Stored records
· · · · · · ·

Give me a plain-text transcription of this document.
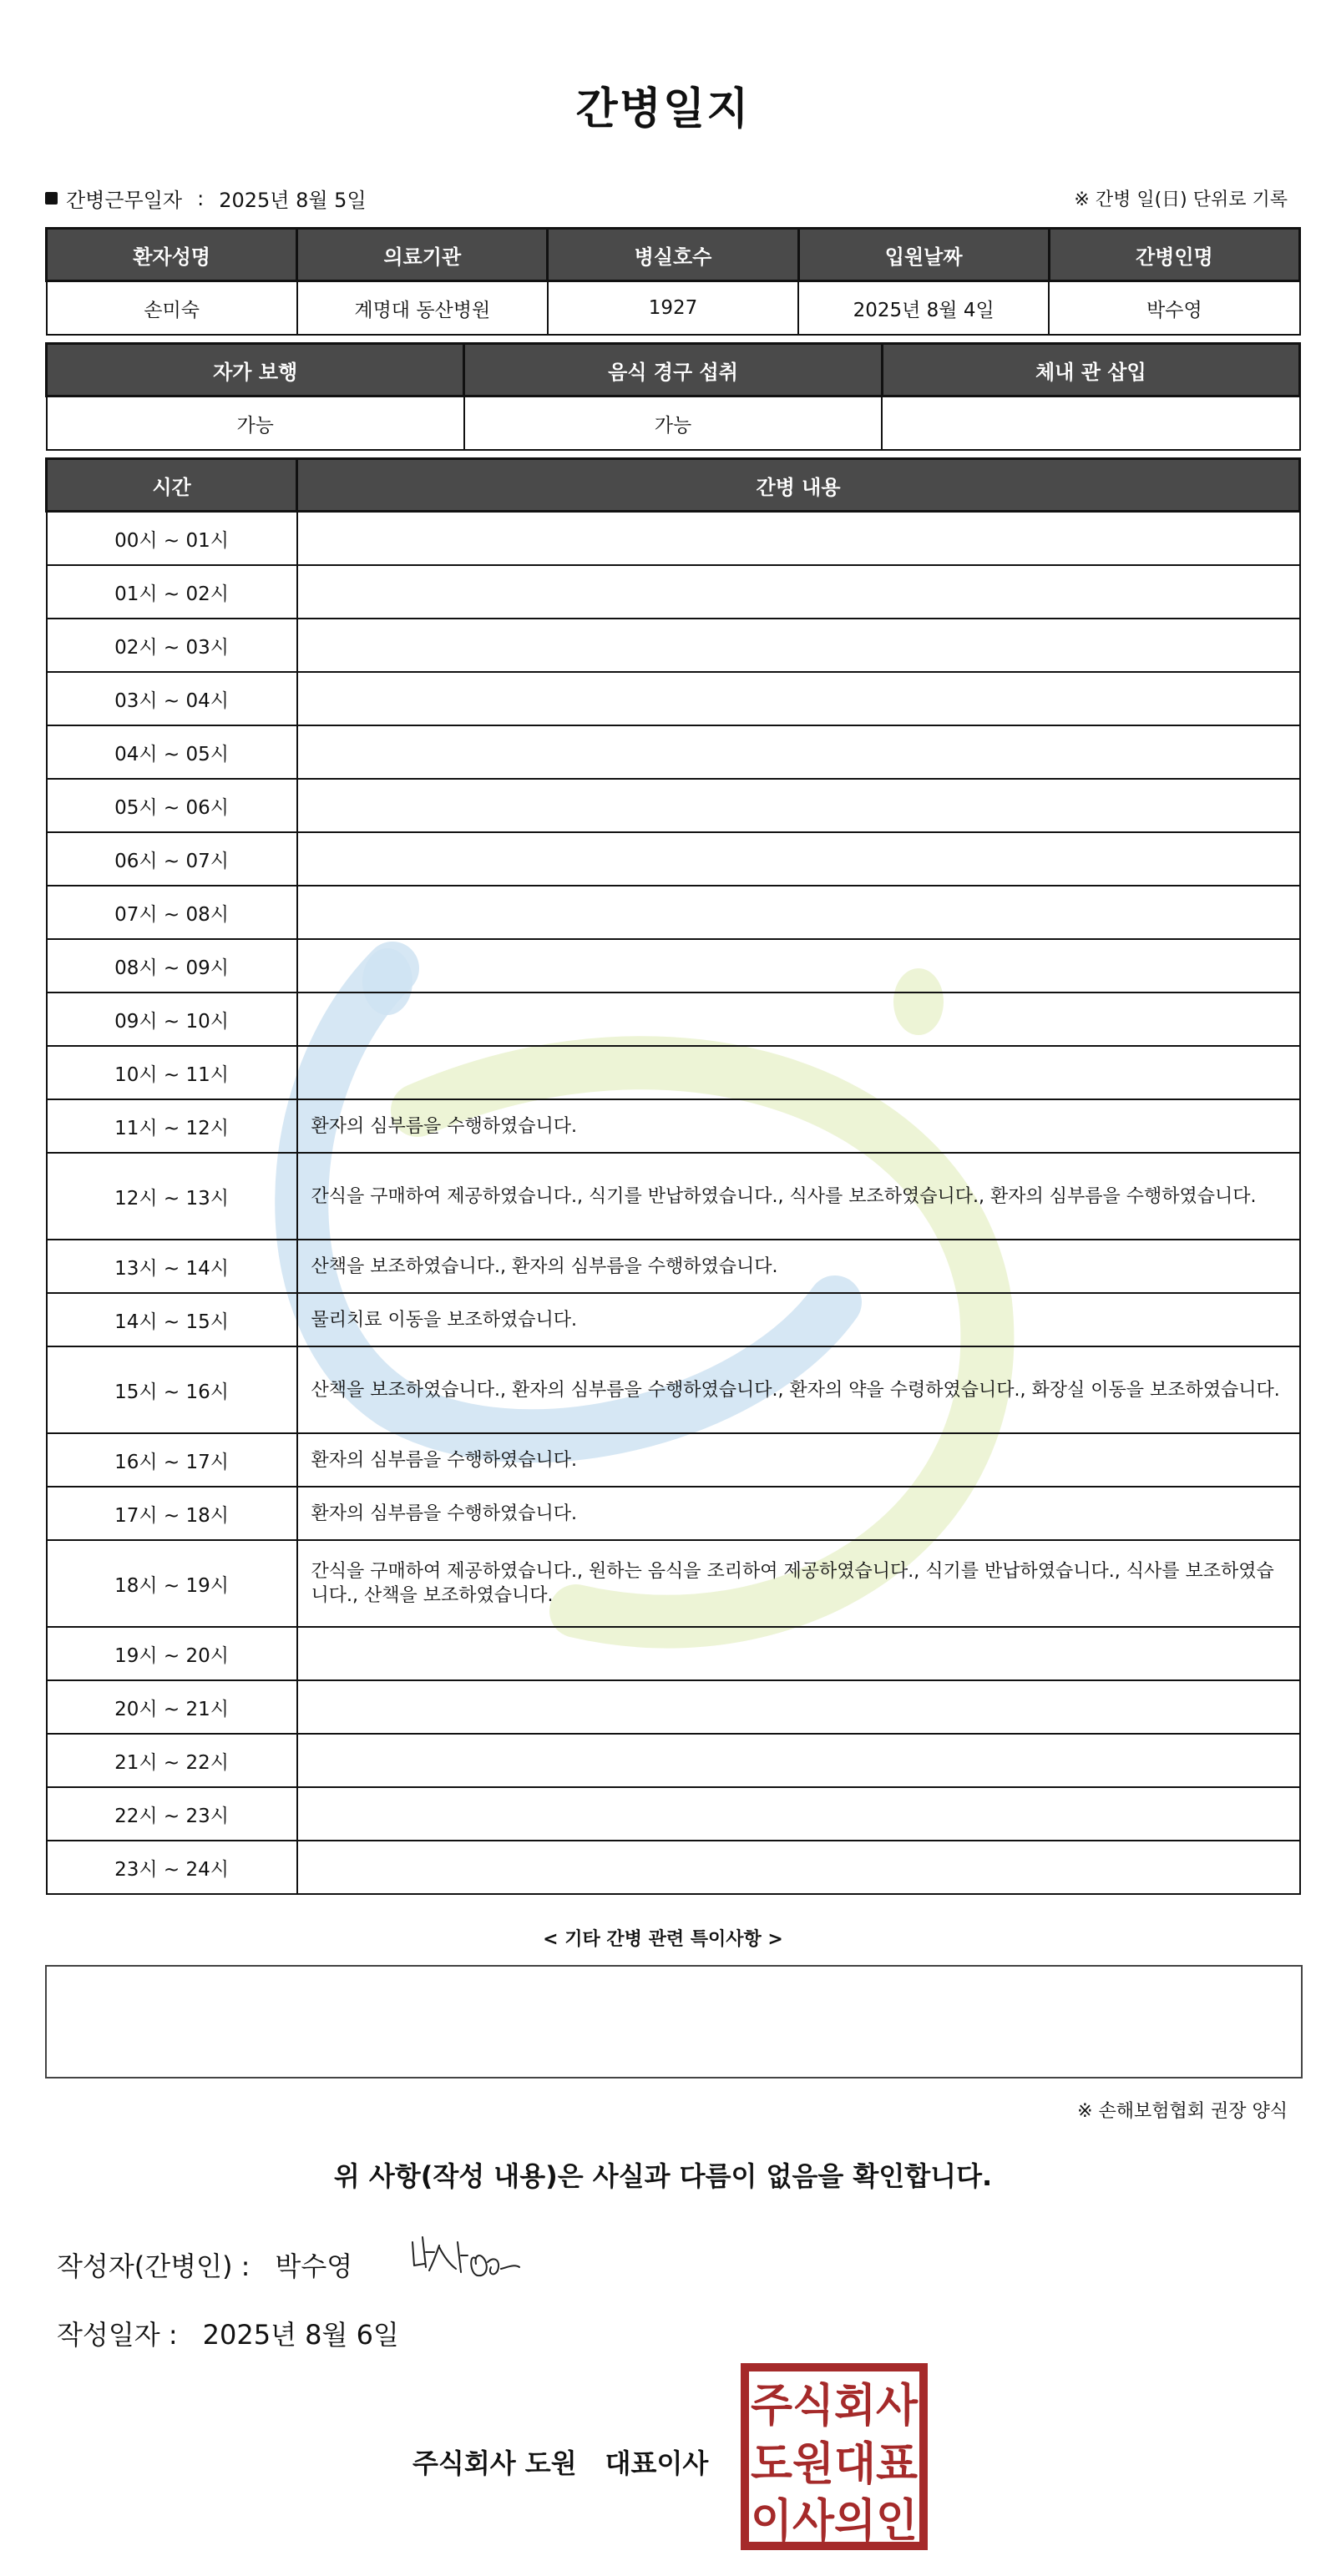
간병일지
간병근무일자 : 2025년 8월 5일	※ 간병 일(日) 단위로 기록
환자성명	의료기관	병실호수	입원날짜	간병인명
손미숙	계명대 동산병원	1927	2025년 8월 4일	박수영
자가 보행	음식 경구 섭취	체내 관 삽입
가능	가능	
시간	간병 내용
00시 ~ 01시	
01시 ~ 02시	
02시 ~ 03시	
03시 ~ 04시	
04시 ~ 05시	
05시 ~ 06시	
06시 ~ 07시	
07시 ~ 08시	
08시 ~ 09시	
09시 ~ 10시	
10시 ~ 11시	
11시 ~ 12시	환자의 심부름을 수행하였습니다.
12시 ~ 13시	간식을 구매하여 제공하였습니다., 식기를 반납하였습니다., 식사를 보조하였습니다., 환자의 심부름을 수행하였습니다.
13시 ~ 14시	산책을 보조하였습니다., 환자의 심부름을 수행하였습니다.
14시 ~ 15시	물리치료 이동을 보조하였습니다.
15시 ~ 16시	산책을 보조하였습니다., 환자의 심부름을 수행하였습니다., 환자의 약을 수령하였습니다., 화장실 이동을 보조하였습니다.
16시 ~ 17시	환자의 심부름을 수행하였습니다.
17시 ~ 18시	환자의 심부름을 수행하였습니다.
18시 ~ 19시	간식을 구매하여 제공하였습니다., 원하는 음식을 조리하여 제공하였습니다., 식기를 반납하였습니다., 식사를 보조하였습니다., 산책을 보조하였습니다.
19시 ~ 20시	
20시 ~ 21시	
21시 ~ 22시	
22시 ~ 23시	
23시 ~ 24시	
< 기타 간병 관련 특이사항 >
※ 손해보험협회 권장 양식
위 사항(작성 내용)은 사실과 다름이 없음을 확인합니다.
작성자(간병인) : 박수영
작성일자 : 2025년 8월 6일
주식회사 도원 대표이사
주식회사
도원대표
이사의인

· · · · · · ·

| Do this |
Each record above must be returned exactly as written, with its pictures omitted.

| Solution for this task |
Give me a plain-text transcription of this document.
간병일지
간병근무일자 : 2025년 8월 5일	※ 간병 일(日) 단위로 기록
환자성명	의료기관	병실호수	입원날짜	간병인명
손미숙	계명대 동산병원	1927	2025년 8월 4일	박수영
자가 보행	음식 경구 섭취	체내 관 삽입
가능	가능	
시간	간병 내용
00시 ~ 01시	
01시 ~ 02시	
02시 ~ 03시	
03시 ~ 04시	
04시 ~ 05시	
05시 ~ 06시	
06시 ~ 07시	
07시 ~ 08시	
08시 ~ 09시	
09시 ~ 10시	
10시 ~ 11시	
11시 ~ 12시	환자의 심부름을 수행하였습니다.
12시 ~ 13시	간식을 구매하여 제공하였습니다., 식기를 반납하였습니다., 식사를 보조하였습니다., 환자의 심부름을 수행하였습니다.
13시 ~ 14시	산책을 보조하였습니다., 환자의 심부름을 수행하였습니다.
14시 ~ 15시	물리치료 이동을 보조하였습니다.
15시 ~ 16시	산책을 보조하였습니다., 환자의 심부름을 수행하였습니다., 환자의 약을 수령하였습니다., 화장실 이동을 보조하였습니다.
16시 ~ 17시	환자의 심부름을 수행하였습니다.
17시 ~ 18시	환자의 심부름을 수행하였습니다.
18시 ~ 19시	간식을 구매하여 제공하였습니다., 원하는 음식을 조리하여 제공하였습니다., 식기를 반납하였습니다., 식사를 보조하였습니다., 산책을 보조하였습니다.
19시 ~ 20시	
20시 ~ 21시	
21시 ~ 22시	
22시 ~ 23시	
23시 ~ 24시	
< 기타 간병 관련 특이사항 >
※ 손해보험협회 권장 양식
위 사항(작성 내용)은 사실과 다름이 없음을 확인합니다.
작성자(간병인) : 박수영
작성일자 : 2025년 8월 6일
주식회사 도원 대표이사
주식회사
도원대표
이사의인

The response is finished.